#### [Your task]
Scan the material that follows. Copy every line containing the word "name".

#### [Material for this task]
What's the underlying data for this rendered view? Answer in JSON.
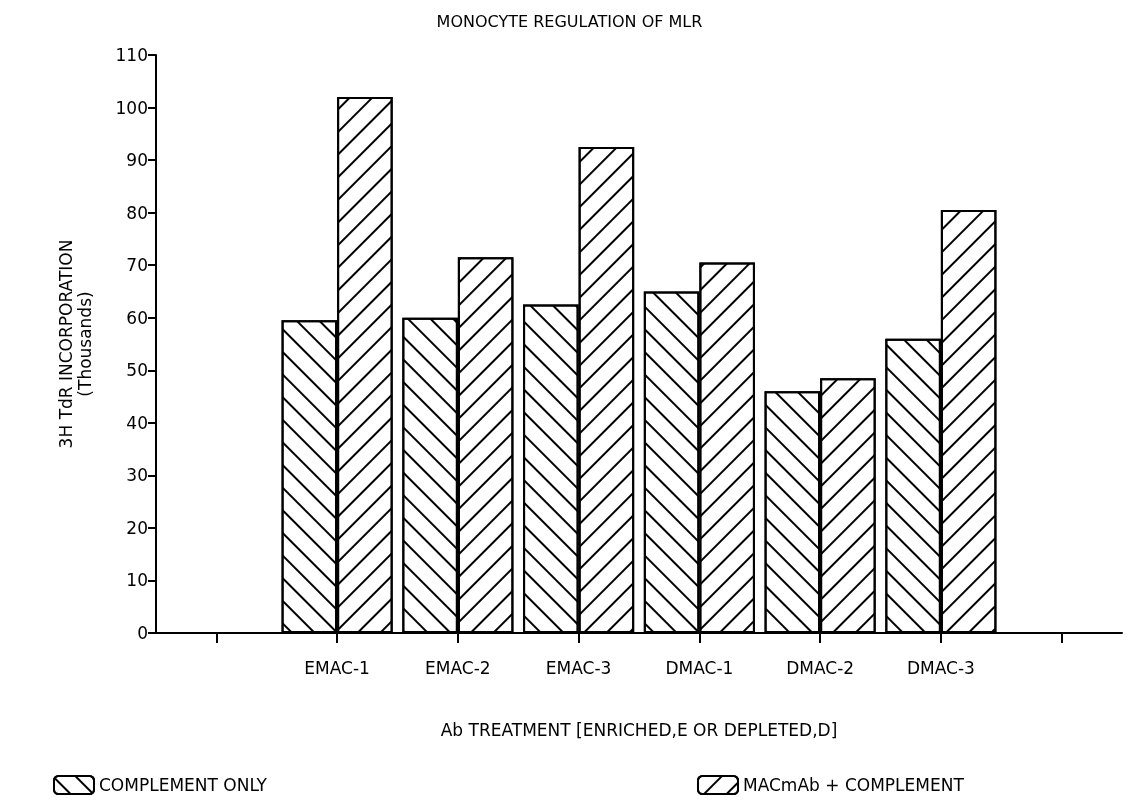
{
  "chart_data": {
    "type": "bar",
    "title": "MONOCYTE REGULATION OF MLR",
    "xlabel": "Ab TREATMENT [ENRICHED,E OR DEPLETED,D]",
    "ylabel": "3H TdR INCORPORATION\n(Thousands)",
    "categories": [
      null,
      "EMAC-1",
      "EMAC-2",
      "EMAC-3",
      "DMAC-1",
      "DMAC-2",
      "DMAC-3",
      null
    ],
    "series": [
      {
        "name": "COMPLEMENT ONLY",
        "color": "#000000",
        "values": [
          null,
          59.5,
          60,
          62.5,
          65,
          46,
          56,
          null
        ]
      },
      {
        "name": "MACmAb + COMPLEMENT",
        "color": "#000000",
        "values": [
          null,
          102,
          71.5,
          92.5,
          70.5,
          48.5,
          80.5,
          null
        ]
      }
    ],
    "ylim": [
      0,
      110
    ],
    "yticks": [
      0,
      10,
      20,
      30,
      40,
      50,
      60,
      70,
      80,
      90,
      100,
      110
    ],
    "grid": false,
    "legend": "bottom"
  }
}
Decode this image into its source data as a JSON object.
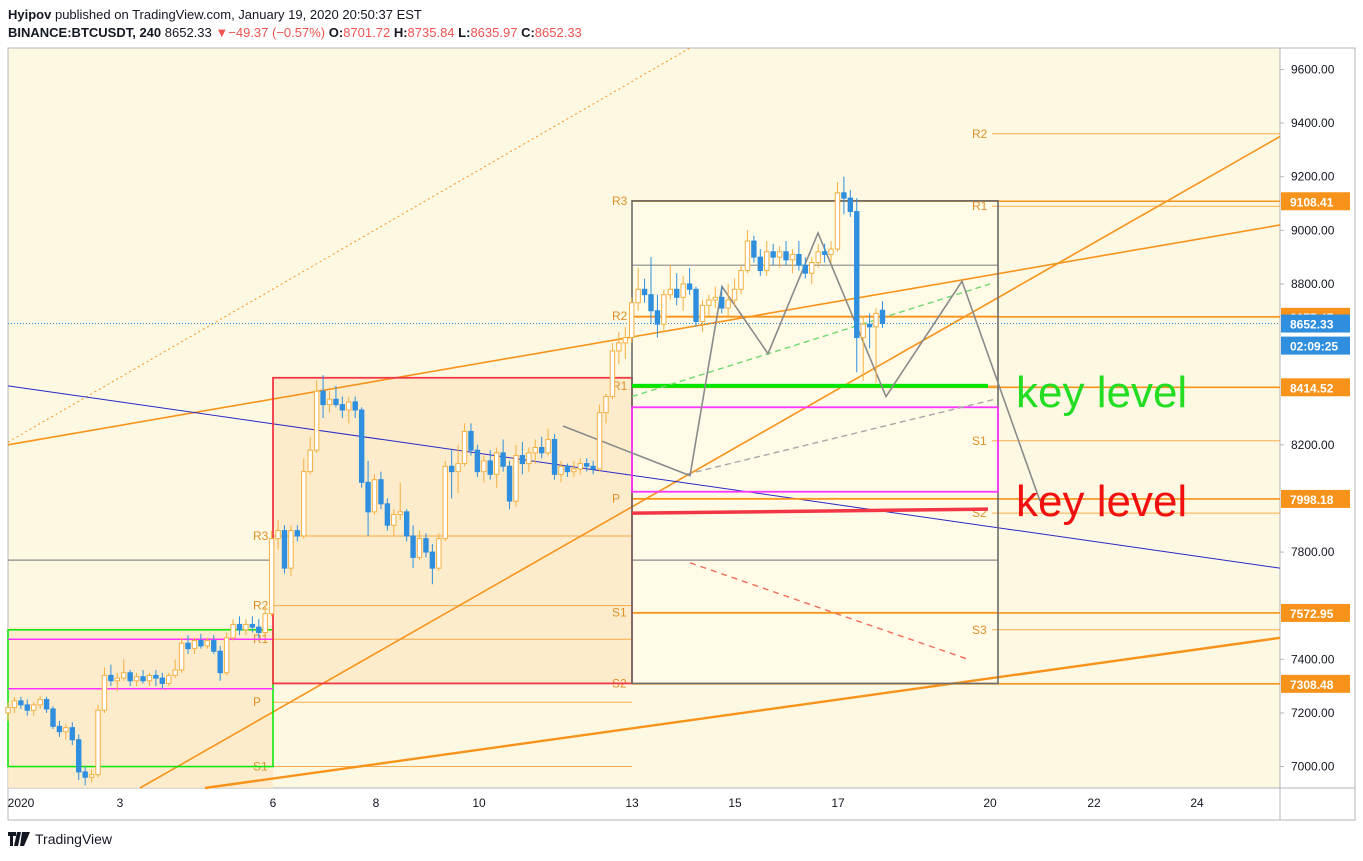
{
  "header": {
    "author": "Hyipov",
    "published_text": "published on TradingView.com, January 19, 2020 20:50:37 EST",
    "symbol": "BINANCE:BTCUSDT, 240",
    "last": "8652.33",
    "change_arrow": "▼",
    "change": "−49.37 (−0.57%)",
    "o_label": "O:",
    "o": "8701.72",
    "h_label": "H:",
    "h": "8735.84",
    "l_label": "L:",
    "l": "8635.97",
    "c_label": "C:",
    "c": "8652.33"
  },
  "footer": {
    "brand": "TradingView",
    "logo_icon": "tradingview-logo-icon"
  },
  "colors": {
    "background": "#fdf8e1",
    "orange": "#f7931a",
    "up": "#f5b041",
    "down": "#2f8fde",
    "red": "#f23645",
    "green": "#00e600",
    "magenta": "#ff33ff",
    "blue_line": "#2929c8",
    "grey": "#8a8a8a"
  },
  "chart_data": {
    "type": "candlestick",
    "ylim": [
      6920,
      9680
    ],
    "y_ticks": [
      "9600.00",
      "9400.00",
      "9200.00",
      "9000.00",
      "8800.00",
      "8200.00",
      "7800.00",
      "7400.00",
      "7200.00",
      "7000.00"
    ],
    "x_ticks": [
      "2020",
      "3",
      "6",
      "8",
      "10",
      "13",
      "15",
      "17",
      "20",
      "22",
      "24"
    ],
    "price_labels": [
      {
        "text": "9108.41",
        "value": 9108.41,
        "style": "orange"
      },
      {
        "text": "8677.47",
        "value": 8677.47,
        "style": "orange"
      },
      {
        "text": "8652.33",
        "value": 8652.33,
        "style": "blue"
      },
      {
        "text": "02:09:25",
        "value": 8570,
        "style": "blue"
      },
      {
        "text": "8414.52",
        "value": 8414.52,
        "style": "orange"
      },
      {
        "text": "7998.18",
        "value": 7998.18,
        "style": "orange"
      },
      {
        "text": "7572.95",
        "value": 7572.95,
        "style": "orange"
      },
      {
        "text": "7308.48",
        "value": 7308.48,
        "style": "orange"
      }
    ],
    "annotations": [
      {
        "text": "key level",
        "color": "green",
        "value": 8400
      },
      {
        "text": "key level",
        "color": "red",
        "value": 7995
      }
    ],
    "pivots_week1": [
      {
        "label": "R3",
        "value": 7860
      },
      {
        "label": "R2",
        "value": 7600
      },
      {
        "label": "R1",
        "value": 7475
      },
      {
        "label": "P",
        "value": 7240
      },
      {
        "label": "S1",
        "value": 7000
      }
    ],
    "pivots_week2": [
      {
        "label": "R3",
        "value": 9110
      },
      {
        "label": "R2",
        "value": 8680
      },
      {
        "label": "R1",
        "value": 8420
      },
      {
        "label": "P",
        "value": 8000
      },
      {
        "label": "S1",
        "value": 7575
      },
      {
        "label": "S2",
        "value": 7310
      }
    ],
    "pivots_week3": [
      {
        "label": "R2",
        "value": 9360
      },
      {
        "label": "R1",
        "value": 9090
      },
      {
        "label": "S1",
        "value": 8215
      },
      {
        "label": "S2",
        "value": 7945
      },
      {
        "label": "S3",
        "value": 7510
      }
    ],
    "candles": [
      {
        "o": 7200,
        "h": 7240,
        "l": 7170,
        "c": 7220
      },
      {
        "o": 7220,
        "h": 7260,
        "l": 7200,
        "c": 7245
      },
      {
        "o": 7245,
        "h": 7260,
        "l": 7215,
        "c": 7230
      },
      {
        "o": 7230,
        "h": 7250,
        "l": 7190,
        "c": 7210
      },
      {
        "o": 7210,
        "h": 7240,
        "l": 7190,
        "c": 7230
      },
      {
        "o": 7230,
        "h": 7265,
        "l": 7215,
        "c": 7250
      },
      {
        "o": 7250,
        "h": 7260,
        "l": 7200,
        "c": 7215
      },
      {
        "o": 7215,
        "h": 7225,
        "l": 7140,
        "c": 7150
      },
      {
        "o": 7150,
        "h": 7170,
        "l": 7110,
        "c": 7130
      },
      {
        "o": 7130,
        "h": 7160,
        "l": 7100,
        "c": 7145
      },
      {
        "o": 7145,
        "h": 7165,
        "l": 7080,
        "c": 7100
      },
      {
        "o": 7100,
        "h": 7120,
        "l": 6950,
        "c": 6980
      },
      {
        "o": 6980,
        "h": 7000,
        "l": 6930,
        "c": 6960
      },
      {
        "o": 6960,
        "h": 6990,
        "l": 6940,
        "c": 6970
      },
      {
        "o": 6970,
        "h": 7230,
        "l": 6960,
        "c": 7210
      },
      {
        "o": 7210,
        "h": 7370,
        "l": 7200,
        "c": 7340
      },
      {
        "o": 7340,
        "h": 7380,
        "l": 7300,
        "c": 7320
      },
      {
        "o": 7320,
        "h": 7350,
        "l": 7280,
        "c": 7330
      },
      {
        "o": 7330,
        "h": 7400,
        "l": 7320,
        "c": 7350
      },
      {
        "o": 7350,
        "h": 7360,
        "l": 7300,
        "c": 7320
      },
      {
        "o": 7320,
        "h": 7350,
        "l": 7300,
        "c": 7335
      },
      {
        "o": 7335,
        "h": 7360,
        "l": 7310,
        "c": 7320
      },
      {
        "o": 7320,
        "h": 7350,
        "l": 7300,
        "c": 7340
      },
      {
        "o": 7340,
        "h": 7360,
        "l": 7300,
        "c": 7330
      },
      {
        "o": 7330,
        "h": 7350,
        "l": 7290,
        "c": 7310
      },
      {
        "o": 7310,
        "h": 7350,
        "l": 7300,
        "c": 7340
      },
      {
        "o": 7340,
        "h": 7400,
        "l": 7330,
        "c": 7360
      },
      {
        "o": 7360,
        "h": 7480,
        "l": 7350,
        "c": 7460
      },
      {
        "o": 7460,
        "h": 7490,
        "l": 7420,
        "c": 7440
      },
      {
        "o": 7440,
        "h": 7480,
        "l": 7420,
        "c": 7470
      },
      {
        "o": 7470,
        "h": 7495,
        "l": 7440,
        "c": 7450
      },
      {
        "o": 7450,
        "h": 7480,
        "l": 7440,
        "c": 7470
      },
      {
        "o": 7470,
        "h": 7490,
        "l": 7420,
        "c": 7430
      },
      {
        "o": 7430,
        "h": 7450,
        "l": 7320,
        "c": 7350
      },
      {
        "o": 7350,
        "h": 7500,
        "l": 7340,
        "c": 7480
      },
      {
        "o": 7480,
        "h": 7550,
        "l": 7470,
        "c": 7530
      },
      {
        "o": 7530,
        "h": 7560,
        "l": 7490,
        "c": 7510
      },
      {
        "o": 7510,
        "h": 7550,
        "l": 7490,
        "c": 7530
      },
      {
        "o": 7530,
        "h": 7560,
        "l": 7500,
        "c": 7520
      },
      {
        "o": 7520,
        "h": 7550,
        "l": 7480,
        "c": 7500
      },
      {
        "o": 7500,
        "h": 7600,
        "l": 7490,
        "c": 7570
      },
      {
        "o": 7570,
        "h": 7880,
        "l": 7560,
        "c": 7850
      },
      {
        "o": 7850,
        "h": 7920,
        "l": 7810,
        "c": 7880
      },
      {
        "o": 7880,
        "h": 7900,
        "l": 7720,
        "c": 7740
      },
      {
        "o": 7740,
        "h": 7900,
        "l": 7710,
        "c": 7880
      },
      {
        "o": 7880,
        "h": 7900,
        "l": 7840,
        "c": 7860
      },
      {
        "o": 7860,
        "h": 8150,
        "l": 7850,
        "c": 8100
      },
      {
        "o": 8100,
        "h": 8230,
        "l": 8090,
        "c": 8180
      },
      {
        "o": 8180,
        "h": 8440,
        "l": 8170,
        "c": 8400
      },
      {
        "o": 8400,
        "h": 8460,
        "l": 8300,
        "c": 8350
      },
      {
        "o": 8350,
        "h": 8400,
        "l": 8320,
        "c": 8370
      },
      {
        "o": 8370,
        "h": 8420,
        "l": 8340,
        "c": 8350
      },
      {
        "o": 8350,
        "h": 8380,
        "l": 8300,
        "c": 8330
      },
      {
        "o": 8330,
        "h": 8380,
        "l": 8280,
        "c": 8360
      },
      {
        "o": 8360,
        "h": 8380,
        "l": 8300,
        "c": 8330
      },
      {
        "o": 8330,
        "h": 8340,
        "l": 8040,
        "c": 8060
      },
      {
        "o": 8060,
        "h": 8140,
        "l": 7860,
        "c": 7950
      },
      {
        "o": 7950,
        "h": 8090,
        "l": 7940,
        "c": 8070
      },
      {
        "o": 8070,
        "h": 8100,
        "l": 7960,
        "c": 7980
      },
      {
        "o": 7980,
        "h": 8000,
        "l": 7880,
        "c": 7900
      },
      {
        "o": 7900,
        "h": 7960,
        "l": 7860,
        "c": 7940
      },
      {
        "o": 7940,
        "h": 8060,
        "l": 7920,
        "c": 7950
      },
      {
        "o": 7950,
        "h": 7960,
        "l": 7840,
        "c": 7860
      },
      {
        "o": 7860,
        "h": 7900,
        "l": 7740,
        "c": 7780
      },
      {
        "o": 7780,
        "h": 7880,
        "l": 7770,
        "c": 7850
      },
      {
        "o": 7850,
        "h": 7870,
        "l": 7780,
        "c": 7800
      },
      {
        "o": 7800,
        "h": 7830,
        "l": 7680,
        "c": 7740
      },
      {
        "o": 7740,
        "h": 7870,
        "l": 7730,
        "c": 7850
      },
      {
        "o": 7850,
        "h": 8140,
        "l": 7840,
        "c": 8120
      },
      {
        "o": 8120,
        "h": 8180,
        "l": 8000,
        "c": 8100
      },
      {
        "o": 8100,
        "h": 8200,
        "l": 8020,
        "c": 8130
      },
      {
        "o": 8130,
        "h": 8280,
        "l": 8120,
        "c": 8250
      },
      {
        "o": 8250,
        "h": 8280,
        "l": 8160,
        "c": 8180
      },
      {
        "o": 8180,
        "h": 8200,
        "l": 8080,
        "c": 8100
      },
      {
        "o": 8100,
        "h": 8160,
        "l": 8060,
        "c": 8140
      },
      {
        "o": 8140,
        "h": 8180,
        "l": 8070,
        "c": 8090
      },
      {
        "o": 8090,
        "h": 8190,
        "l": 8040,
        "c": 8170
      },
      {
        "o": 8170,
        "h": 8220,
        "l": 8100,
        "c": 8120
      },
      {
        "o": 8120,
        "h": 8140,
        "l": 7960,
        "c": 7990
      },
      {
        "o": 7990,
        "h": 8200,
        "l": 7970,
        "c": 8160
      },
      {
        "o": 8160,
        "h": 8210,
        "l": 8090,
        "c": 8130
      },
      {
        "o": 8130,
        "h": 8190,
        "l": 8100,
        "c": 8170
      },
      {
        "o": 8170,
        "h": 8220,
        "l": 8130,
        "c": 8190
      },
      {
        "o": 8190,
        "h": 8230,
        "l": 8150,
        "c": 8170
      },
      {
        "o": 8170,
        "h": 8260,
        "l": 8160,
        "c": 8220
      },
      {
        "o": 8220,
        "h": 8240,
        "l": 8070,
        "c": 8090
      },
      {
        "o": 8090,
        "h": 8140,
        "l": 8060,
        "c": 8120
      },
      {
        "o": 8120,
        "h": 8130,
        "l": 8080,
        "c": 8100
      },
      {
        "o": 8100,
        "h": 8140,
        "l": 8080,
        "c": 8110
      },
      {
        "o": 8110,
        "h": 8150,
        "l": 8090,
        "c": 8130
      },
      {
        "o": 8130,
        "h": 8150,
        "l": 8100,
        "c": 8120
      },
      {
        "o": 8120,
        "h": 8140,
        "l": 8090,
        "c": 8110
      },
      {
        "o": 8110,
        "h": 8350,
        "l": 8100,
        "c": 8320
      },
      {
        "o": 8320,
        "h": 8390,
        "l": 8280,
        "c": 8380
      },
      {
        "o": 8380,
        "h": 8580,
        "l": 8370,
        "c": 8550
      },
      {
        "o": 8550,
        "h": 8620,
        "l": 8500,
        "c": 8580
      },
      {
        "o": 8580,
        "h": 8640,
        "l": 8520,
        "c": 8600
      },
      {
        "o": 8600,
        "h": 8750,
        "l": 8580,
        "c": 8730
      },
      {
        "o": 8730,
        "h": 8860,
        "l": 8700,
        "c": 8780
      },
      {
        "o": 8780,
        "h": 8820,
        "l": 8730,
        "c": 8760
      },
      {
        "o": 8760,
        "h": 8900,
        "l": 8650,
        "c": 8700
      },
      {
        "o": 8700,
        "h": 8760,
        "l": 8600,
        "c": 8650
      },
      {
        "o": 8650,
        "h": 8780,
        "l": 8620,
        "c": 8760
      },
      {
        "o": 8760,
        "h": 8870,
        "l": 8740,
        "c": 8780
      },
      {
        "o": 8780,
        "h": 8840,
        "l": 8720,
        "c": 8750
      },
      {
        "o": 8750,
        "h": 8830,
        "l": 8700,
        "c": 8800
      },
      {
        "o": 8800,
        "h": 8860,
        "l": 8760,
        "c": 8780
      },
      {
        "o": 8780,
        "h": 8790,
        "l": 8640,
        "c": 8660
      },
      {
        "o": 8660,
        "h": 8740,
        "l": 8620,
        "c": 8720
      },
      {
        "o": 8720,
        "h": 8760,
        "l": 8680,
        "c": 8740
      },
      {
        "o": 8740,
        "h": 8790,
        "l": 8710,
        "c": 8750
      },
      {
        "o": 8750,
        "h": 8790,
        "l": 8690,
        "c": 8710
      },
      {
        "o": 8710,
        "h": 8800,
        "l": 8680,
        "c": 8740
      },
      {
        "o": 8740,
        "h": 8820,
        "l": 8720,
        "c": 8780
      },
      {
        "o": 8780,
        "h": 8870,
        "l": 8760,
        "c": 8850
      },
      {
        "o": 8850,
        "h": 9000,
        "l": 8840,
        "c": 8960
      },
      {
        "o": 8960,
        "h": 8980,
        "l": 8880,
        "c": 8900
      },
      {
        "o": 8900,
        "h": 8930,
        "l": 8830,
        "c": 8850
      },
      {
        "o": 8850,
        "h": 8960,
        "l": 8830,
        "c": 8920
      },
      {
        "o": 8920,
        "h": 8950,
        "l": 8870,
        "c": 8900
      },
      {
        "o": 8900,
        "h": 8940,
        "l": 8860,
        "c": 8920
      },
      {
        "o": 8920,
        "h": 8960,
        "l": 8870,
        "c": 8890
      },
      {
        "o": 8890,
        "h": 8930,
        "l": 8840,
        "c": 8910
      },
      {
        "o": 8910,
        "h": 8960,
        "l": 8850,
        "c": 8870
      },
      {
        "o": 8870,
        "h": 8900,
        "l": 8820,
        "c": 8840
      },
      {
        "o": 8840,
        "h": 8900,
        "l": 8800,
        "c": 8880
      },
      {
        "o": 8880,
        "h": 8950,
        "l": 8860,
        "c": 8920
      },
      {
        "o": 8920,
        "h": 8950,
        "l": 8880,
        "c": 8910
      },
      {
        "o": 8910,
        "h": 8960,
        "l": 8880,
        "c": 8930
      },
      {
        "o": 8930,
        "h": 9180,
        "l": 8920,
        "c": 9140
      },
      {
        "o": 9140,
        "h": 9200,
        "l": 9060,
        "c": 9120
      },
      {
        "o": 9120,
        "h": 9150,
        "l": 9050,
        "c": 9070
      },
      {
        "o": 9070,
        "h": 9120,
        "l": 8470,
        "c": 8600
      },
      {
        "o": 8600,
        "h": 8680,
        "l": 8440,
        "c": 8650
      },
      {
        "o": 8650,
        "h": 8690,
        "l": 8560,
        "c": 8640
      },
      {
        "o": 8640,
        "h": 8710,
        "l": 8430,
        "c": 8690
      },
      {
        "o": 8701.72,
        "h": 8735.84,
        "l": 8635.97,
        "c": 8652.33
      }
    ]
  }
}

#### [Solution to the exercise]
        "name": "COMPLEMENT ONLY",
        "name": "MACmAb + COMPLEMENT",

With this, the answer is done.